- _SET EXERCISE_
Return a copy of each line that holds the string "based".

- _INPUT DATA_
☆ ☆ ☆ ☆

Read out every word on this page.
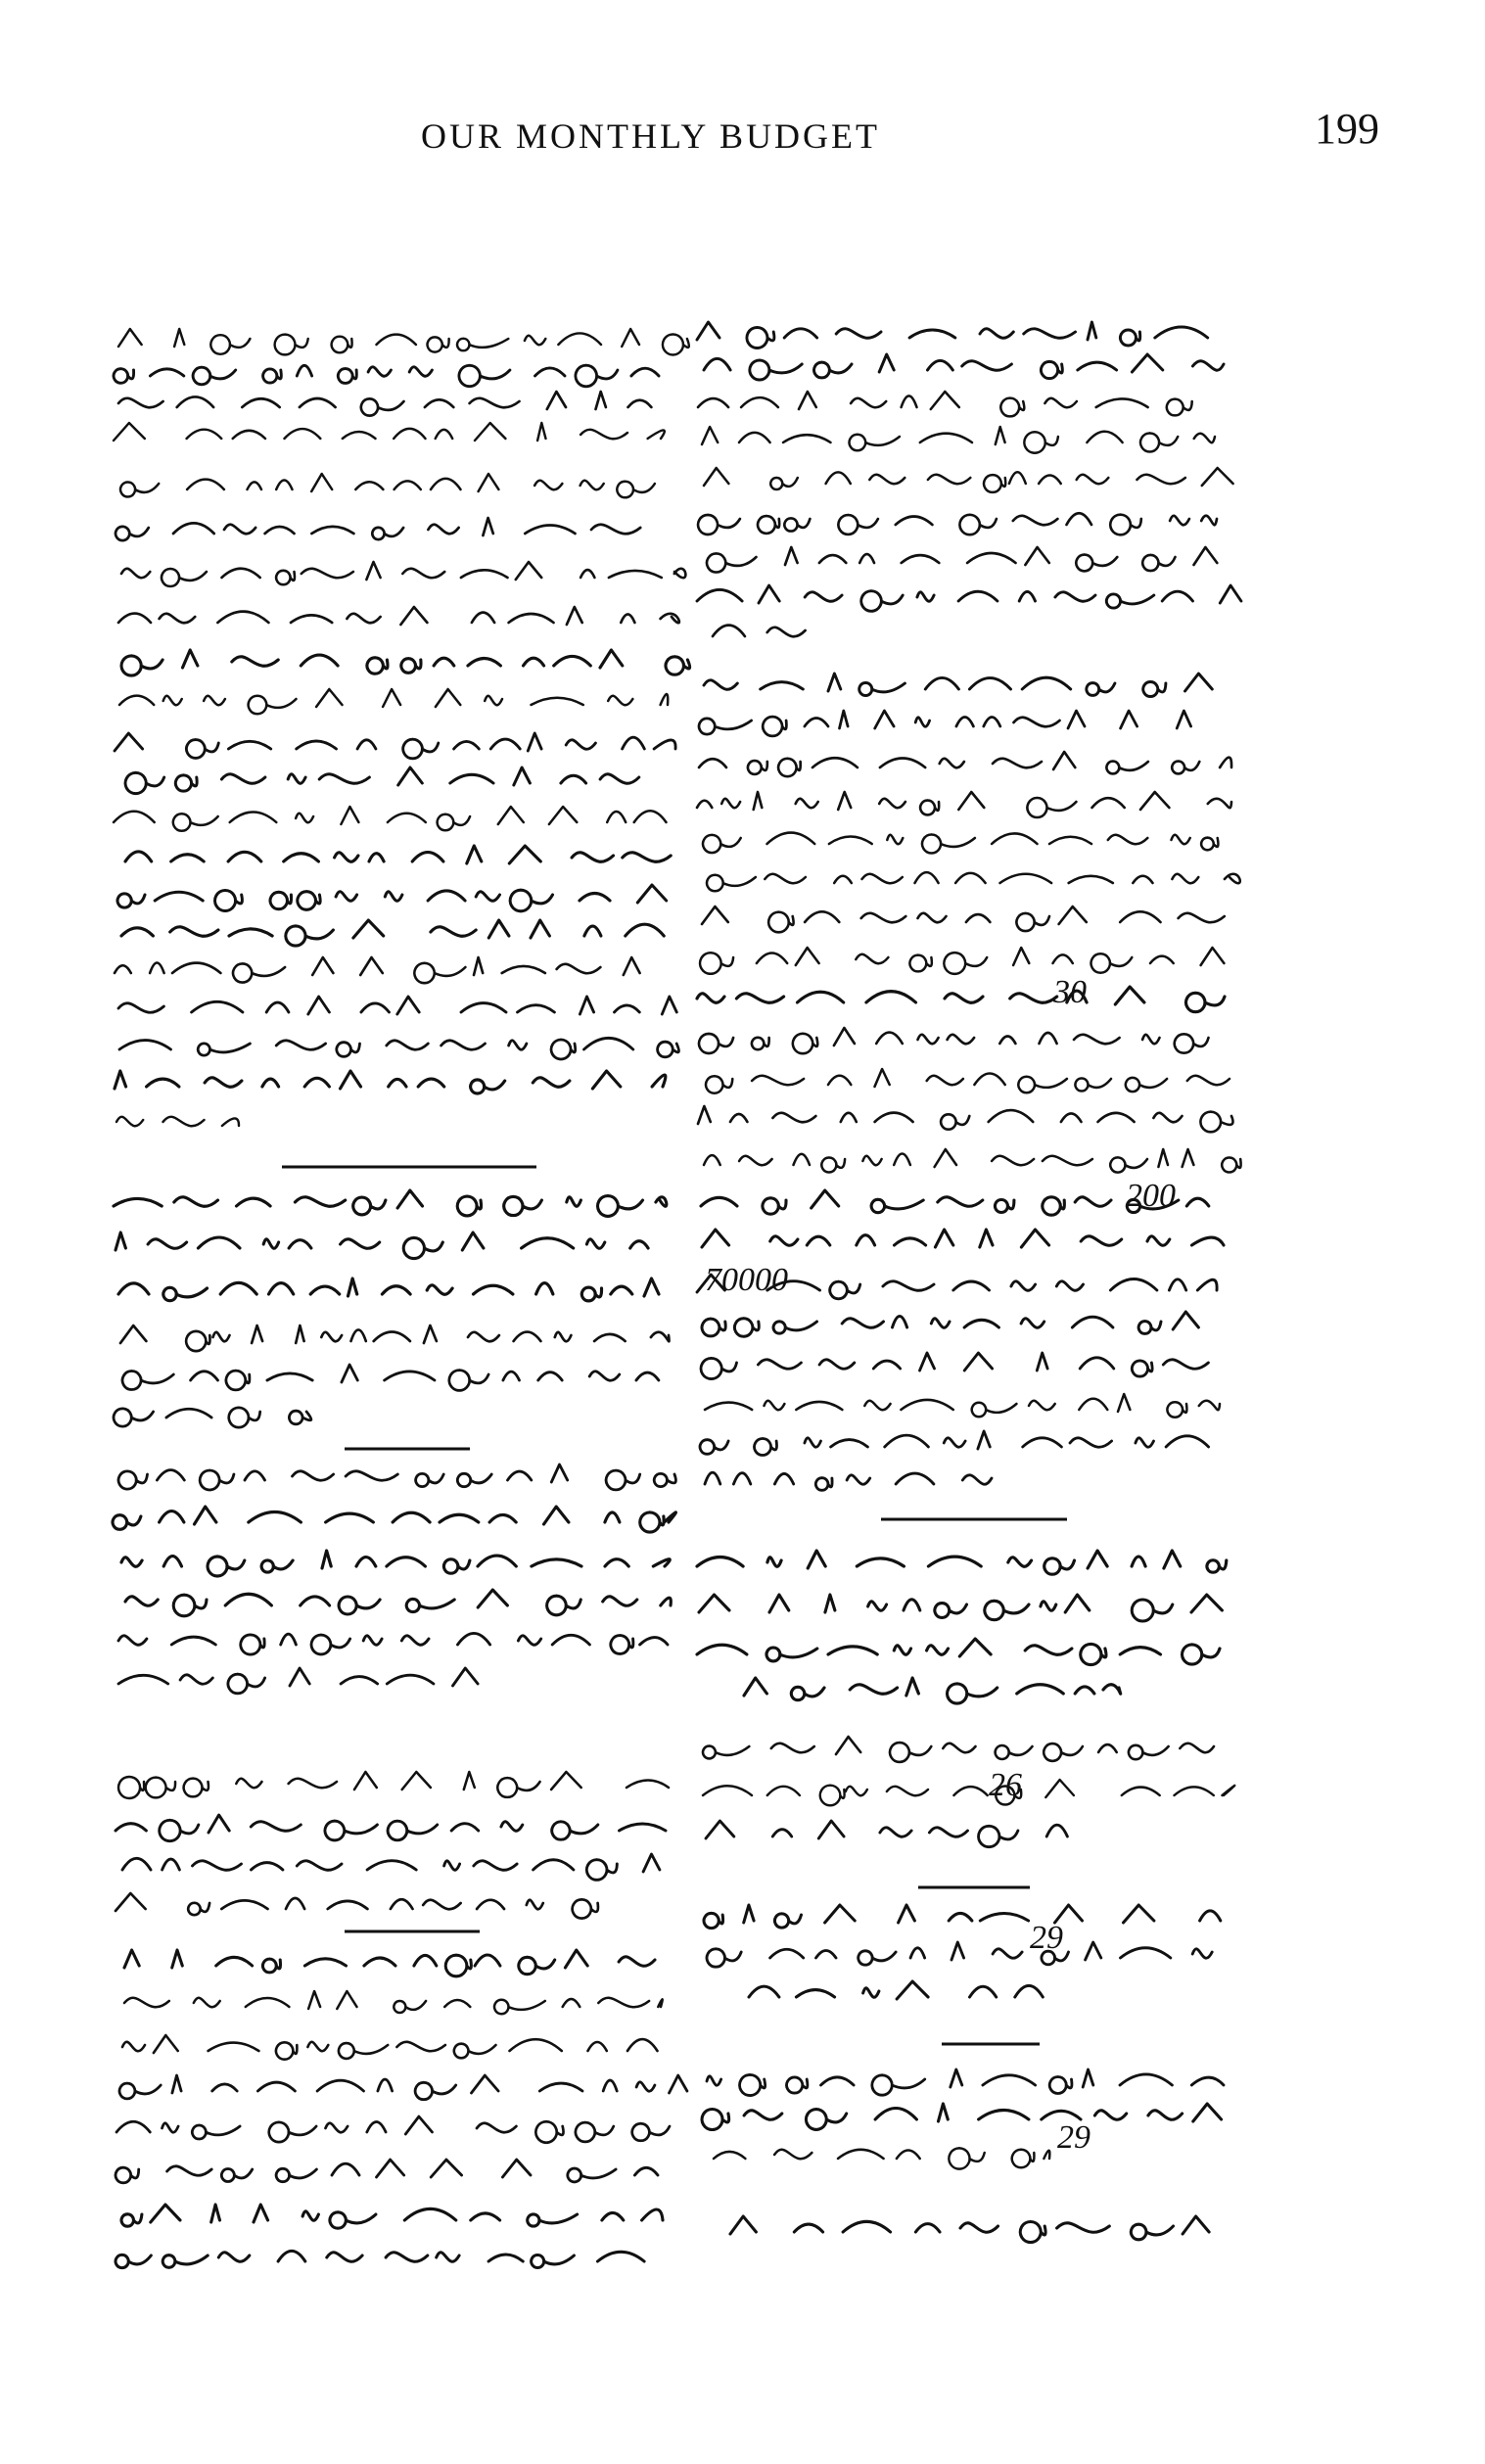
OUR MONTHLY BUDGET	199
30
200
70000
26
29
29
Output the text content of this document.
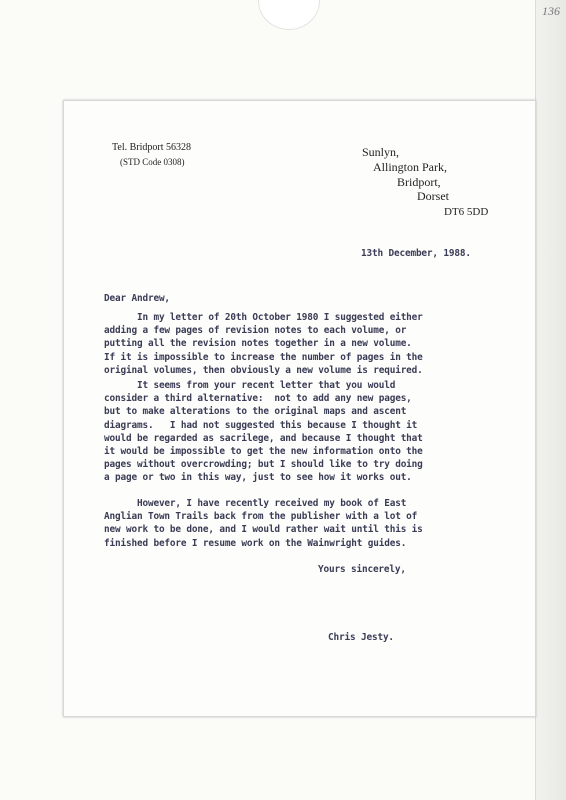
136
Tel. Bridport 56328
(STD Code 0308)
Sunlyn,
Allington Park,
Bridport,
Dorset
DT6 5DD
13th December, 1988.
Dear Andrew,
In my letter of 20th October 1980 I suggested either
adding a few pages of revision notes to each volume, or
putting all the revision notes together in a new volume.
If it is impossible to increase the number of pages in the
original volumes, then obviously a new volume is required.
It seems from your recent letter that you would
consider a third alternative:  not to add any new pages,
but to make alterations to the original maps and ascent
diagrams.   I had not suggested this because I thought it
would be regarded as sacrilege, and because I thought that
it would be impossible to get the new information onto the
pages without overcrowding; but I should like to try doing
a page or two in this way, just to see how it works out.
However, I have recently received my book of East
Anglian Town Trails back from the publisher with a lot of
new work to be done, and I would rather wait until this is
finished before I resume work on the Wainwright guides.
Yours sincerely,
Chris Jesty.
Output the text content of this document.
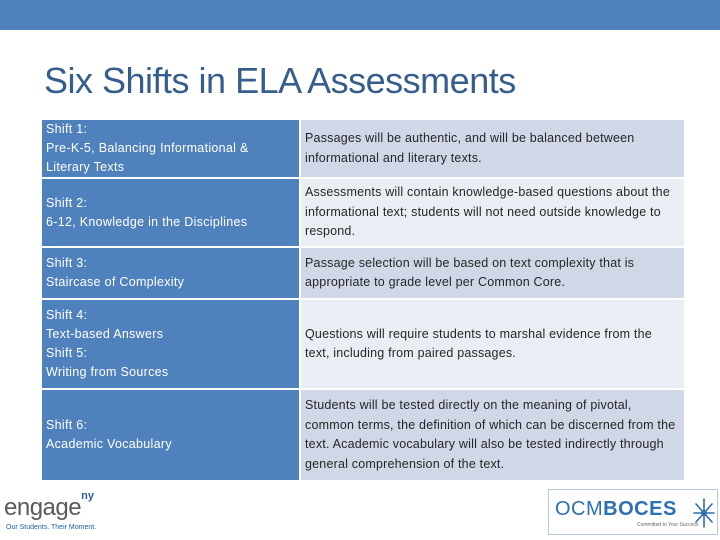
Six Shifts in ELA Assessments
Shift 1:
Pre-K-5, Balancing Informational &
Literary Texts
Passages will be authentic, and will be balanced between informational and literary texts.
Shift 2:
6-12, Knowledge in the Disciplines
Assessments will contain knowledge-based questions about the informational text; students will not need outside knowledge to respond.
Shift 3:
Staircase of Complexity
Passage selection will be based on text complexity that is appropriate to grade level per Common Core.
Shift 4:
Text-based Answers
Shift 5:
Writing from Sources
Questions will require students to marshal evidence from the text, including from paired passages.
Shift 6:
Academic Vocabulary
Students will be tested directly on the meaning of pivotal, common terms, the definition of which can be discerned from the text. Academic vocabulary will also be tested indirectly through general comprehension of the text.
engage$^{ny}$
Our Students. Their Moment.
OCMBOCES
Committed to Your Success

☆ ☆ ☆ ☆

- _RESPONSE TO THE TASK_
Assessments will contain knowledge-based questions about the informational text; students will not need outside knowledge to respond.
Passage selection will be based on text complexity that is appropriate to grade level per Common Core.
Text-based Answers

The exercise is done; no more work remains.